++++ TEXT PROVIDED ++++

Alternative Port Forwarding:

   kubectl port-forward svc/mlserver-service 8080:8080 -n mlserver

Verify MLflow Process Inside MLServer Pod:

Execute into the pod:

 kubectl exec -it mlserver-<pod-name> -n mlserver -- bash

Check running processes:

 ps aux | grep mlflow
 ps aux | grep mlserver

Steps to Set Up Model Job

The model job refers to the training and evaluation pipeline for machine learning models. This section discusses building a containerized job, securely managing container images via Kubernetes secrets, and deploying the job on the cluster. It ensures that model training runs reliably and integrates well with other components.

Create Docker Registry Secret for MLflow Namespace:

   kubectl create secret -n mlflow docker-registry docker-registry-creds \
       --docker-server=https://index.docker.io/v1/ \
       --docker-username=measureapp --docker-password=passwordbuild

Build and Push Model Job Docker Image:

   docker build --platform linux/amd64 -t measureapp/ml_job:0.0.26 -f docker/model/Dockerfile .
   docker push measureapp/ml_job:0.0.26

Deploy Model Job:

   kubectl apply -f model-train-job.yaml

Verify Model Job Pods:

   kubectl -n mlflow get pods

Steps to Set Up FastAPI

FastAPI is used to serve the API endpoints for interacting with the machine learning pipeline. This section explains setting up Docker registry credentials, building and deploying FastAPI as a container, and accessing the service locally. FastAPI provides a user-friendly interface for interacting with models and simulating various scenarios.

Create Docker Registry Secret for FastAPI Namespace:

   kubectl create secret -n fastapi docker-registry docker-registry-creds \
       --docker-server=https://index.docker.io/v1/ \
       --docker-username=measureapp --docker-password=sensitive_password

Build and Push FastAPI Docker Image:

   docker build --platform linux/amd64 -t measureapp/demo_ai_api:0.0.40 -f docker/fastapi/Dockerfile .

++++

### SET OF TASKS:
- 1) List every Kubernetes namespace that the Kubernetes setup guide names in its commands.
- 2) In the Kubernetes setup guide, which file is applied to deploy the model job?
- 3) Resume the Kubernetes setup guide right after its last command.
The material that comes next has no connection to the Kubernetes setup guide.

++++ INFORMATION PROVIDED ++++

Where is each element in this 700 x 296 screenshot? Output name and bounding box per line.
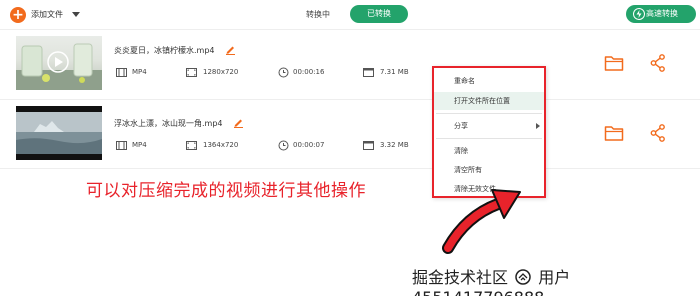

++++

### RESULTS BY TASK:
- 1) mlserver, mlflow, fastapi

- 2) model-train-job.yaml

- 3)
   docker push measureapp/demo_ai_api:0.0.40

Deploy FastAPI:

   kubectl apply -f fastapi-depl.yaml

Verify FastAPI Pods:

   kubectl -n fastapi get pods

Access FastAPI Service via Port Forwarding:

   kubectl -n fastapi port-forward svc/fastapi-service 8000:80

Open in browser:

   http://localhost:8000

Steps to Set Up Argo Workflows and Events

Argo Workflows orchestrate complex workflows in Kubernetes. This section describes setting up Argo for managing pipeline automation and integrating Argo Events for triggering workflows based on specific events like data drift. The integration ensures your pipeline is dynamic and responsive to changes.

Install Argo Workflows

Set Argo Workflows Version:

   ARGO_WORKFLOWS_VERSION="v3.6.0"

Install Argo Workflows:

   kubectl apply -n argo -f "https://github.com/argoproj/argo-workflows/releases/download/${ARGO_WORKFLOWS_VERSION}/quick-start-minimal.yaml"

Verify Installation:

   kubectl get all -n argo

Wait for Pods to Be Ready.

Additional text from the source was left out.